━━━━━ Extracted information

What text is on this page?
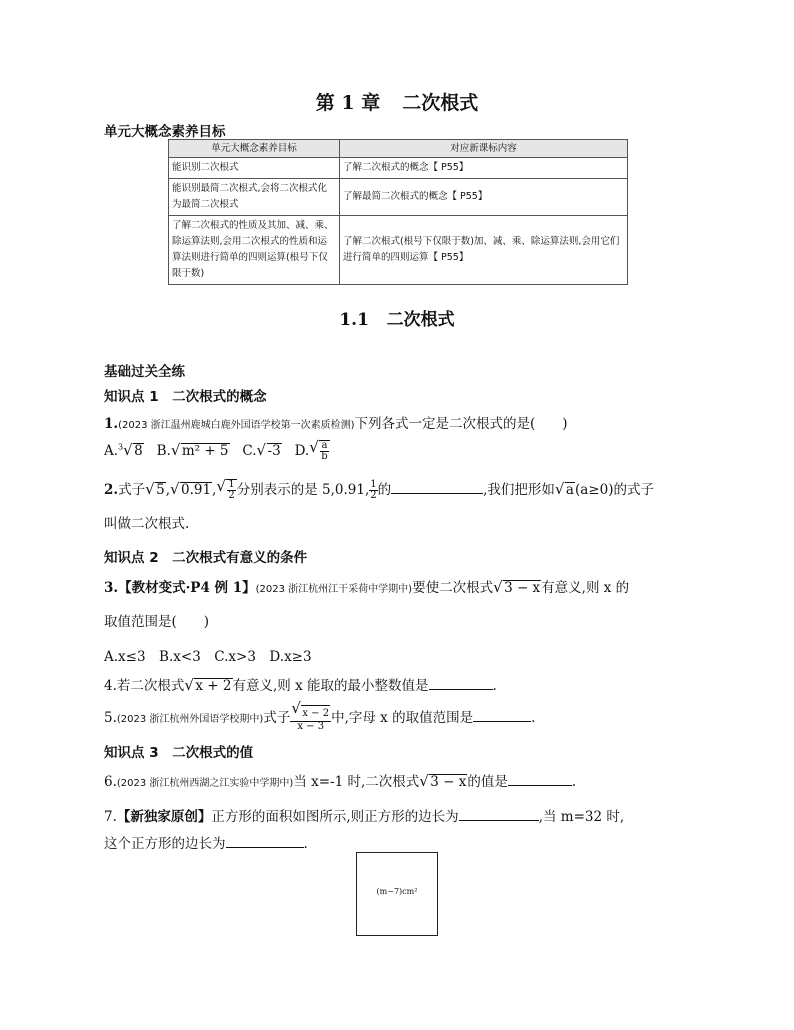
第 1 章 二次根式
单元大概念素养目标
单元大概念素养目标	对应新课标内容
能识别二次根式	了解二次根式的概念【 P55】
能识别最简二次根式,会将二次根式化为最简二次根式	了解最简二次根式的概念【 P55】
了解二次根式的性质及其加、减、乘、除运算法则,会用二次根式的性质和运算法则进行简单的四则运算(根号下仅限于数)	了解二次根式(根号下仅限于数)加、减、乘、除运算法则,会用它们进行简单的四则运算【 P55】
1.1 二次根式
基础过关全练
知识点 1　二次根式的概念
1.(2023 浙江温州鹿城白鹿外国语学校第一次素质检测)下列各式一定是二次根式的是(　　)
A.$^3$ √ 8 B. √ m² + 5 C. √ -3 D. √ $\frac{a}{b}$
2.式子 √ 5, √ 0.91, √ $\frac{1}{2}$ 分别表示的是 5,0.91, $\frac{1}{2}$ 的	,我们把形如 √ a(a≥0)的式子
叫做二次根式.
知识点 2　二次根式有意义的条件
3.【教材变式·P4 例 1】(2023 浙江杭州江干采荷中学期中)要使二次根式 √ 3 − x有意义,则 x 的
取值范围是(　　)
A.x≤3　B.x<3　C.x>3　D.x≥3
4.若二次根式 √ x + 2有意义,则 x 能取的最小整数值是	.
5.(2023 浙江杭州外国语学校期中)式子 √ $\frac{x - 2}{x - 3}$ 中,字母 x 的取值范围是	.
知识点 3　二次根式的值
6.(2023 浙江杭州西湖之江实验中学期中)当 x=-1 时,二次根式 √ 3 − x的值是	.
7.【新独家原创】正方形的面积如图所示,则正方形的边长为	,当 m=32 时,
这个正方形的边长为	.
(m−7)cm²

━━━━━━━━━━

• [The problem] Search the lines above for the string "frac" and copy each line that has it.

• [Written answer]
A.$^3$ √ 8 B. √ m² + 5 C. √ -3 D. √ $\frac{a}{b}$
2.式子 √ 5, √ 0.91, √ $\frac{1}{2}$ 分别表示的是 5,0.91, $\frac{1}{2}$ 的	,我们把形如 √ a(a≥0)的式子
5.(2023 浙江杭州外国语学校期中)式子 √ $\frac{x - 2}{x - 3}$ 中,字母 x 的取值范围是	.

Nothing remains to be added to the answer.